> _Work instructions_
1. In the RooFit ranged-fit tutorial, what correction factor is applied in the Poisson term when an extended fit is performed in a sub-range?
2. Retype the stretch of the RooFit ranged-fit tutorial from "1 /// \file" through "fits (plain likelihood)".
3. Write what comes next in the RooFit ranged-fit tutorial, picking up after its final sentence.

> _Text section_
Logo ROOT  
Reference Guide
rf204b_extendedLikelihood_rangedFit.C
Go to the documentation of this file.
1 /// \file
2 /// \ingroup tutorial_roofit
3 /// \notebook -nodraw
4 /// This macro demonstrates how to set up a fit in two ranges
5 /// such that it does not only fit the shapes in each region, but also
6 /// takes into account the relative normalization of the two.
7 ///
8 /// ### 1. Shape fits (plain likelihood)
9 ///
10 /// If you perform a fit in two ranges in RooFit, e.g. `pdf->fitTo(data,Range("Range1,Range2"))`
11 /// it will construct a simple simultaneous fit of the two regions.
12 ///
13 /// In case the pdf is not extended, i.e., a shape fit, it will only fit the shapes in the
14 /// two selected ranges, and not take into account the relative predicted yields in those ranges.
15 ///
16 /// In certain models (like exponential decays) and configurations (e.g. narrow ranges that are far apart),
17 /// the relative normalization of the ranges may carry much more information about the function parameters
18 /// than the shape of the distribution inside those ranges. Therefore, it is important to take that into
19 /// account.
20 ///
21 /// This is particularly important for cases where the 2-range fit is meant to be representative of
22 /// a full-range fit, but with a blinded signal region inside it.
23 ///
24 ///
25 /// ### 2. Shape+rate fits (extended likelihood)
26 ///
27 /// Also if your pdf is already extended, i.e. measuring both the distribution in the observable as well
28 /// as the event count in the fitted region, some intervention is needed to make fits in ranges
29 /// work in a way that corresponds to intuition.
30 ///
31 /// If an extended fit is performed in a sub-range, the observed yield is only that of the subrange, hence
32 /// the expected event count will converge to a number that is smaller than what's visible in a plot.
33 /// In such cases, it is often preferred to interpret the extended term with respect to the full range
34 /// that's plotted, i.e., apply a correction to the extended likelihood term in such a way
35 /// that the interpretation of the expected event count remains that of the full range. This can
36 /// be done by applying a correcion factor (equal to the fraction of the pdf that is contained in the
37 /// fitted range) in the Poisson term that represents the extended likelihood term.
38 ///
39 /// If an extended likelihood fit is performed over *two* sub-ranges, this correction is
40 /// even more important: without it, each component likelihood would have a different interpretation
41 /// of the expected event count (each corresponding to the count in its own region), and a joint
42 /// fit of these regions with different interpretations of the same model parameter results
43 /// in a number that is not easily interpreted.
44 ///
45 /// If both regions correct their interpretatin such that N_expected refers to the full range,
46 /// it is interpreted easily, and consistent in both regions.

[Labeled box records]
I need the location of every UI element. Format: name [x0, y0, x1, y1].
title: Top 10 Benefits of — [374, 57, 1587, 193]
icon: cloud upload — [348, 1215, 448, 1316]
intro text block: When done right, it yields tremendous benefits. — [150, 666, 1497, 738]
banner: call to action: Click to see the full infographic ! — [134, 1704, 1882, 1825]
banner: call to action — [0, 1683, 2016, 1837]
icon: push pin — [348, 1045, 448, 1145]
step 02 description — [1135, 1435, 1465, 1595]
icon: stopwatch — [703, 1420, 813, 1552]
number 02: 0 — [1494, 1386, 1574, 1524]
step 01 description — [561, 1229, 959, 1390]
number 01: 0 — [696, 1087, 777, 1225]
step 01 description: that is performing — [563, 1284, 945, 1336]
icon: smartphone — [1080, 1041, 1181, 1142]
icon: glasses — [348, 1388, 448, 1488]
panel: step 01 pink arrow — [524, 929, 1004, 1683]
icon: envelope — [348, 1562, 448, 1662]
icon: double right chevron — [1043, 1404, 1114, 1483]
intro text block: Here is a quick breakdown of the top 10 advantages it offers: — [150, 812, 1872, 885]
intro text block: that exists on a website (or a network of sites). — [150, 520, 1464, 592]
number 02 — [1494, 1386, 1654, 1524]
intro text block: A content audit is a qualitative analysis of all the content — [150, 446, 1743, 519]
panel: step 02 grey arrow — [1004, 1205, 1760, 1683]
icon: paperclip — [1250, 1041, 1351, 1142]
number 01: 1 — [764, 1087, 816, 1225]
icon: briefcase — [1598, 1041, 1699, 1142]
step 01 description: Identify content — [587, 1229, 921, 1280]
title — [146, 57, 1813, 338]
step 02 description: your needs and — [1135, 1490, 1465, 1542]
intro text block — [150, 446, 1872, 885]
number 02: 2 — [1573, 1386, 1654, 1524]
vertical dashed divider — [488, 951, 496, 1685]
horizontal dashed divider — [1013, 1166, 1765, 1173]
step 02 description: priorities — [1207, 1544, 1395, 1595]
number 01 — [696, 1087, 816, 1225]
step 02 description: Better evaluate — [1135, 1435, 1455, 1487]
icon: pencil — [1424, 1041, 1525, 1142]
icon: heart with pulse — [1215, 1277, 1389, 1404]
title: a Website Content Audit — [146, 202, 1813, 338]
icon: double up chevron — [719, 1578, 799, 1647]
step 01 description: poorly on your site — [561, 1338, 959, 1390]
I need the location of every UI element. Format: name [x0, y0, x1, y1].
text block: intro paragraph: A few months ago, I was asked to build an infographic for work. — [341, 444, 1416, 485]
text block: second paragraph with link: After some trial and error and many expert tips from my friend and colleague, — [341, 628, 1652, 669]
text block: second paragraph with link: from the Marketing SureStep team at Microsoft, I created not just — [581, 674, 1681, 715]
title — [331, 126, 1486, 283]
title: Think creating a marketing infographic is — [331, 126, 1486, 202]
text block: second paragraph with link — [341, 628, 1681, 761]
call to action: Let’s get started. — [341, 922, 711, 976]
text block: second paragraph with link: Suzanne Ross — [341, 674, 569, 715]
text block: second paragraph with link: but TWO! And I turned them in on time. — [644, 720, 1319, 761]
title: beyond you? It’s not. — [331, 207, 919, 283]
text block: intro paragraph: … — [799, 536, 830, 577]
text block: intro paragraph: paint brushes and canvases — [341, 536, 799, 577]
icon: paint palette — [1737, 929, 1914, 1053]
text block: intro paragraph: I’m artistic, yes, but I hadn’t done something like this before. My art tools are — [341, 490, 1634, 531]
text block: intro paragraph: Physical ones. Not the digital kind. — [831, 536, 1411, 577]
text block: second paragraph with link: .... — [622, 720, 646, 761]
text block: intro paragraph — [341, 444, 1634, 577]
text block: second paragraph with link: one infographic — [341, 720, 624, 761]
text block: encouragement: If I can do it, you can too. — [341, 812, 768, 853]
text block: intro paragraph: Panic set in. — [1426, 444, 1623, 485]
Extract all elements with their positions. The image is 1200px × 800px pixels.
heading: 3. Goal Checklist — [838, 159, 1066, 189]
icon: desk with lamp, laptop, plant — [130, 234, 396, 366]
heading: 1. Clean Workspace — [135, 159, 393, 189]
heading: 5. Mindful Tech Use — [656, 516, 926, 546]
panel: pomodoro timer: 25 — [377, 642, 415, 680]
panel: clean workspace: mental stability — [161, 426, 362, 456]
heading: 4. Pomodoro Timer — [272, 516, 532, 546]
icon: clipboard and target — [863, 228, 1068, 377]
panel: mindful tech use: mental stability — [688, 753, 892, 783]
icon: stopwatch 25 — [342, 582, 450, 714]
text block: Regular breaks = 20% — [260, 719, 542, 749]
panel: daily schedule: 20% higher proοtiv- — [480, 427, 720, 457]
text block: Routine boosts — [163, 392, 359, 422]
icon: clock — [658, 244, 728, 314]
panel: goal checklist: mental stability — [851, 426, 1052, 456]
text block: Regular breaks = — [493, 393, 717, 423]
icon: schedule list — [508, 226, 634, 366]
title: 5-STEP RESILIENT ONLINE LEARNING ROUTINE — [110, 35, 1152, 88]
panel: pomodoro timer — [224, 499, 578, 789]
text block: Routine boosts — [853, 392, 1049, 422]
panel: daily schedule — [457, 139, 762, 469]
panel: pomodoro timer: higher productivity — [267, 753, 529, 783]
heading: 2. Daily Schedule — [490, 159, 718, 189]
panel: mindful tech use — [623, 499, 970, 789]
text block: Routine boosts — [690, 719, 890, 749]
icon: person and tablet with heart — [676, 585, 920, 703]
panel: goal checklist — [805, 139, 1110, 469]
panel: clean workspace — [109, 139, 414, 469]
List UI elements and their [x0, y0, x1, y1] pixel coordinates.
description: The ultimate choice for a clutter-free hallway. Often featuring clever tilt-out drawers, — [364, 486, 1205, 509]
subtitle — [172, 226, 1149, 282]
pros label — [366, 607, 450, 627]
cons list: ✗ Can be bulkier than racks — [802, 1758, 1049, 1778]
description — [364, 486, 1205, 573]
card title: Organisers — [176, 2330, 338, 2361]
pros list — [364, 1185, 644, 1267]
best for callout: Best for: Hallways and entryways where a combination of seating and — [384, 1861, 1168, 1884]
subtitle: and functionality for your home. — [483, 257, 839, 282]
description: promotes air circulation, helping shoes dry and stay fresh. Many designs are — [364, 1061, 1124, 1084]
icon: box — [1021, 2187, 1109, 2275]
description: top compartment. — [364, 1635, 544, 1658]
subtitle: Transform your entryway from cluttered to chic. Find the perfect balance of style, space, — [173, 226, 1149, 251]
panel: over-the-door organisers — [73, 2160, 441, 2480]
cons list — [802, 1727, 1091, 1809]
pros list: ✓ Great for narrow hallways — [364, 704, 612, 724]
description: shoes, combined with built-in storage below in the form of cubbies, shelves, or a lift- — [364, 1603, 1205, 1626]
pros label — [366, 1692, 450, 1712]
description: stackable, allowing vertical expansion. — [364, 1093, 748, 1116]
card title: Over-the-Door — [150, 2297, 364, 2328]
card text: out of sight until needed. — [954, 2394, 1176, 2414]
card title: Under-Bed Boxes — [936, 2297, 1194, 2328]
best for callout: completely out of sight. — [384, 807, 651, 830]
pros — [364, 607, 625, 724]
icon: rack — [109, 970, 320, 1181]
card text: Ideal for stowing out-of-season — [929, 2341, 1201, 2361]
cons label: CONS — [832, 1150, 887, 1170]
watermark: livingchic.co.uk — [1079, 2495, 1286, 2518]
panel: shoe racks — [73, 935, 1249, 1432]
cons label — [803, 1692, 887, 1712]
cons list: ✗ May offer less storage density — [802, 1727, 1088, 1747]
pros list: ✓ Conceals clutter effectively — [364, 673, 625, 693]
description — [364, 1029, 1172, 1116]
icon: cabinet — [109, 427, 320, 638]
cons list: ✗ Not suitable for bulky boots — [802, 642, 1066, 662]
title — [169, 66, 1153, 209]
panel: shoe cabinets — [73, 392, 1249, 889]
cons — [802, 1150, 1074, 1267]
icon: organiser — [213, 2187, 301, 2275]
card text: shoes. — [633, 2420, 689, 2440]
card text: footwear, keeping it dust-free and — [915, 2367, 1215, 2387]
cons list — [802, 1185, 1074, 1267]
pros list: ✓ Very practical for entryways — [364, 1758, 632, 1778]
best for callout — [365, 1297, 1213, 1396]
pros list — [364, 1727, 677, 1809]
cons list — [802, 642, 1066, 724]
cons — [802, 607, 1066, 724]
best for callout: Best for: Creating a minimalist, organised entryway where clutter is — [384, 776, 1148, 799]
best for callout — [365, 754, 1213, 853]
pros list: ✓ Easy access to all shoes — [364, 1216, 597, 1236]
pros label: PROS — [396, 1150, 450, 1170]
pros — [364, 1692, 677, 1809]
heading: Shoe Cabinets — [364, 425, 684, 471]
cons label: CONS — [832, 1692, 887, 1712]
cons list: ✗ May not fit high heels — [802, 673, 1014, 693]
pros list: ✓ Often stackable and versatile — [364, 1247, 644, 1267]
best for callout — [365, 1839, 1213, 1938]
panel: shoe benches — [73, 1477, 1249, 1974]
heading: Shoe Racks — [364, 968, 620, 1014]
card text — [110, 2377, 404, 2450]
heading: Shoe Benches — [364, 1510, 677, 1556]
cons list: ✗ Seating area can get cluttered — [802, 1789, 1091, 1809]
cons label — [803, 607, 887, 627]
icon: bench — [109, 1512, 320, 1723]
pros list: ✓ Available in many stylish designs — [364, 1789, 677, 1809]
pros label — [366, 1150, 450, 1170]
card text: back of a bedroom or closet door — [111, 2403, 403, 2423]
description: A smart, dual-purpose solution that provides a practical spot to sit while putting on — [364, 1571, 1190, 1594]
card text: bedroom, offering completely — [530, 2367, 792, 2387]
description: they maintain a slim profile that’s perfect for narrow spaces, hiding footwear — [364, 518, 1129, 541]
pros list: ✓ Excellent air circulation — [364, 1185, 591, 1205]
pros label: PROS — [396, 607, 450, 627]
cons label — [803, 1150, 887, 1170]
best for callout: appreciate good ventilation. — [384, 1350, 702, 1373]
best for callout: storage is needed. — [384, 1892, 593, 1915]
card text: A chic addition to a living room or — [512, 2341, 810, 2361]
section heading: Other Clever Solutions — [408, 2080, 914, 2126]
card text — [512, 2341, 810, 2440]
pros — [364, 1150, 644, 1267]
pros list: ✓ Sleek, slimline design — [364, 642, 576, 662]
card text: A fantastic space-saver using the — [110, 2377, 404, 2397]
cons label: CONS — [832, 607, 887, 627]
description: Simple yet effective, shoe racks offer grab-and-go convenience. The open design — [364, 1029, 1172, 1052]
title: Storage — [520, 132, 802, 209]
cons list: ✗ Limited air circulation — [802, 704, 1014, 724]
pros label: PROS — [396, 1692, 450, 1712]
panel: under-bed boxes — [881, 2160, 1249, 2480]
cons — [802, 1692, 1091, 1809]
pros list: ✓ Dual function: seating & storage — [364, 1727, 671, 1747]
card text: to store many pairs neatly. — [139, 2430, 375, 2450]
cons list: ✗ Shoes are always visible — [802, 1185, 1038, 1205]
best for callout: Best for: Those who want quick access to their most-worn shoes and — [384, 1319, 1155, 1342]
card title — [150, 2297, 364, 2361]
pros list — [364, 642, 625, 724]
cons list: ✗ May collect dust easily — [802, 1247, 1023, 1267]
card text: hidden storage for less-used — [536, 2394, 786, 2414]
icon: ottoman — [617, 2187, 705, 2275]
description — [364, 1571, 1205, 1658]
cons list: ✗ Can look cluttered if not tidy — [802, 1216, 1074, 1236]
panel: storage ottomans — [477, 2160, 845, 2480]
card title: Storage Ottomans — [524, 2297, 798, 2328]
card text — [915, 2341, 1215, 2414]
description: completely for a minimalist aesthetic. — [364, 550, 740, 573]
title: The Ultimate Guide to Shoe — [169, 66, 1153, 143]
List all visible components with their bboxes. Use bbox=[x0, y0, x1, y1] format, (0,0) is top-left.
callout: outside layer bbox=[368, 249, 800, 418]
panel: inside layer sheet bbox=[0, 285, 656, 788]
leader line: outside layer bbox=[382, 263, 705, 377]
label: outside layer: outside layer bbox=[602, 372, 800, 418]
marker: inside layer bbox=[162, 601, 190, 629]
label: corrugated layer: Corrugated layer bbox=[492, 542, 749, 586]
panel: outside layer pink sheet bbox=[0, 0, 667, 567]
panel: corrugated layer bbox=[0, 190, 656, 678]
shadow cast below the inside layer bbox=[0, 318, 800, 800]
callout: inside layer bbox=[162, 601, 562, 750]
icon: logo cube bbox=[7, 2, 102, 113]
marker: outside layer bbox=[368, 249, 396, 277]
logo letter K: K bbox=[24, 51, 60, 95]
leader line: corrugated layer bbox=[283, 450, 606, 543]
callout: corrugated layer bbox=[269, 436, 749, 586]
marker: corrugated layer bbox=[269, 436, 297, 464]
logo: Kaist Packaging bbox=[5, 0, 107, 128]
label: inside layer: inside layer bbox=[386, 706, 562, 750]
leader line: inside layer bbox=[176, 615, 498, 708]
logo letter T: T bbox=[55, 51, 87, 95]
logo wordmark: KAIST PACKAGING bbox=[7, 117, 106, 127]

> _Answers below_
1. A factor equal to the fraction of the pdf that is contained in the fitted range.

2.
1 /// \file
2 /// \ingroup tutorial_roofit
3 /// \notebook -nodraw
4 /// This macro demonstrates how to set up a fit in two ranges
5 /// such that it does not only fit the shapes in each region, but also
6 /// takes into account the relative normalization of the two.
7 ///
8 /// ### 1. Shape fits (plain likelihood)

3.
47 ///
48 /// This requires that the likelihood model is extended using RooAddPdf in the
49 /// form SumPdf = Nsig * sigPdf + Nbkg * bkgPdf.
50 ///
51 /// \macro_image
52 /// \macro_code
53 /// \macro_output
54 ///
55 /// \authors Stephan Hageboeck, Wouter Verkerke
56 
57 #include "RooRealVar.h"
58 #include "RooExponential.h"
59 #include "RooGaussian.h"
60 #include "RooAddPdf.h"
61 #include "RooDataSet.h"
62 #include "RooPlot.h"
63 #include "RooExtendPdf.h"
64 #include "TCanvas.h"
65 using namespace RooFit;
66 
67 void rf204b_extendedLikelihood_rangedFit()
68 {
69 
70  // PART 1: Background-only fits
71  // ----------------------------
72 
73  // Build plain exponential model
74  RooRealVar x("x", "x", 10, 100);
75  RooRealVar alpha("alpha", "alpha", -0.04, -0.1, -0.0);
76  RooExponential model("model", "Exponential model", x, alpha);
77 
78  // Define side band regions and full range
79  x.setRange("LEFT",10,20);
80  x.setRange("RIGHT",60,100);
81 
82  x.setRange("FULL",10,100);
83 
84  RooDataSet* data = model.generate(x, 10000);
85 
86  // Construct an extended pdf, which measures the event count N **on the full range**.
87  // If the actual domain of x that is fitted is identical to FULL, this has no affect.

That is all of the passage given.